| Excerpted data |

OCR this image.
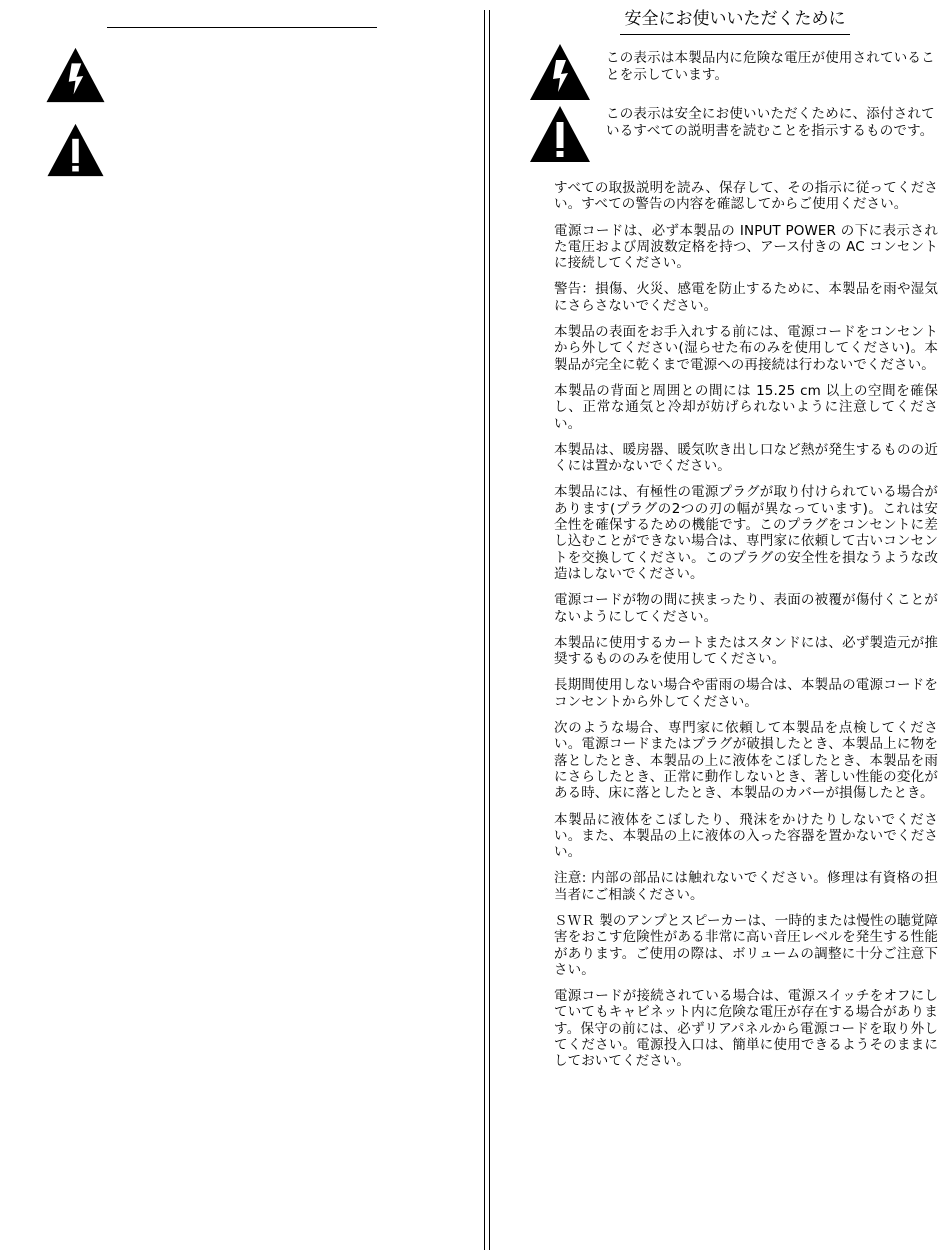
安全にお使いいただくために

この表示は本製品内に危険な電圧が使用されていることを示しています。

この表示は安全にお使いいただくために、添付されているすべての説明書を読むことを指示するものです。

すべての取扱説明を読み、保存して、その指示に従ってください。すべての警告の内容を確認してからご使用ください。

電源コードは、必ず本製品の INPUT POWER の下に表示された電圧および周波数定格を持つ、アース付きの AC コンセントに接続してください。

警告：損傷、火災、感電を防止するために、本製品を雨や湿気にさらさないでください。

本製品の表面をお手入れする前には、電源コードをコンセントから外してください(湿らせた布のみを使用してください)。本製品が完全に乾くまで電源への再接続は行わないでください。

本製品の背面と周囲との間には 15.25 cm 以上の空間を確保し、正常な通気と冷却が妨げられないように注意してください。

本製品は、暖房器、暖気吹き出し口など熱が発生するものの近くには置かないでください。

本製品には、有極性の電源プラグが取り付けられている場合があります(プラグの2つの刃の幅が異なっています)。これは安全性を確保するための機能です。このプラグをコンセントに差し込むことができない場合は、専門家に依頼して古いコンセントを交換してください。このプラグの安全性を損なうような改造はしないでください。

電源コードが物の間に挟まったり、表面の被覆が傷付くことがないようにしてください。

本製品に使用するカートまたはスタンドには、必ず製造元が推奨するもののみを使用してください。

長期間使用しない場合や雷雨の場合は、本製品の電源コードをコンセントから外してください。

次のような場合、専門家に依頼して本製品を点検してください。電源コードまたはプラグが破損したとき、本製品上に物を落としたとき、本製品の上に液体をこぼしたとき、本製品を雨にさらしたとき、正常に動作しないとき、著しい性能の変化がある時、床に落としたとき、本製品のカバーが損傷したとき。

本製品に液体をこぼしたり、飛沫をかけたりしないでください。また、本製品の上に液体の入った容器を置かないでください。

注意: 内部の部品には触れないでください。修理は有資格の担当者にご相談ください。

ＳＷＲ 製のアンプとスピーカーは、一時的または慢性の聴覚障害をおこす危険性がある非常に高い音圧レベルを発生する性能があります。ご使用の際は、ボリュームの調整に十分ご注意下さい。

電源コードが接続されている場合は、電源スイッチをオフにしていてもキャビネット内に危険な電圧が存在する場合があります。保守の前には、必ずリアパネルから電源コードを取り外してください。電源投入口は、簡単に使用できるようそのままにしておいてください。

| Exercise aim |
Return all of the entries exactly as written, but drop any pictures they hold.

| Written solution |
OCR this image.
安全にお使いいただくために

この表示は本製品内に危険な電圧が使用されていることを示しています。

この表示は安全にお使いいただくために、添付されているすべての説明書を読むことを指示するものです。

すべての取扱説明を読み、保存して、その指示に従ってください。すべての警告の内容を確認してからご使用ください。

電源コードは、必ず本製品の INPUT POWER の下に表示された電圧および周波数定格を持つ、アース付きの AC コンセントに接続してください。

警告：損傷、火災、感電を防止するために、本製品を雨や湿気にさらさないでください。

本製品の表面をお手入れする前には、電源コードをコンセントから外してください(湿らせた布のみを使用してください)。本製品が完全に乾くまで電源への再接続は行わないでください。

本製品の背面と周囲との間には 15.25 cm 以上の空間を確保し、正常な通気と冷却が妨げられないように注意してください。

本製品は、暖房器、暖気吹き出し口など熱が発生するものの近くには置かないでください。

本製品には、有極性の電源プラグが取り付けられている場合があります(プラグの2つの刃の幅が異なっています)。これは安全性を確保するための機能です。このプラグをコンセントに差し込むことができない場合は、専門家に依頼して古いコンセントを交換してください。このプラグの安全性を損なうような改造はしないでください。

電源コードが物の間に挟まったり、表面の被覆が傷付くことがないようにしてください。

本製品に使用するカートまたはスタンドには、必ず製造元が推奨するもののみを使用してください。

長期間使用しない場合や雷雨の場合は、本製品の電源コードをコンセントから外してください。

次のような場合、専門家に依頼して本製品を点検してください。電源コードまたはプラグが破損したとき、本製品上に物を落としたとき、本製品の上に液体をこぼしたとき、本製品を雨にさらしたとき、正常に動作しないとき、著しい性能の変化がある時、床に落としたとき、本製品のカバーが損傷したとき。

本製品に液体をこぼしたり、飛沫をかけたりしないでください。また、本製品の上に液体の入った容器を置かないでください。

注意: 内部の部品には触れないでください。修理は有資格の担当者にご相談ください。

ＳＷＲ 製のアンプとスピーカーは、一時的または慢性の聴覚障害をおこす危険性がある非常に高い音圧レベルを発生する性能があります。ご使用の際は、ボリュームの調整に十分ご注意下さい。

電源コードが接続されている場合は、電源スイッチをオフにしていてもキャビネット内に危険な電圧が存在する場合があります。保守の前には、必ずリアパネルから電源コードを取り外してください。電源投入口は、簡単に使用できるようそのままにしておいてください。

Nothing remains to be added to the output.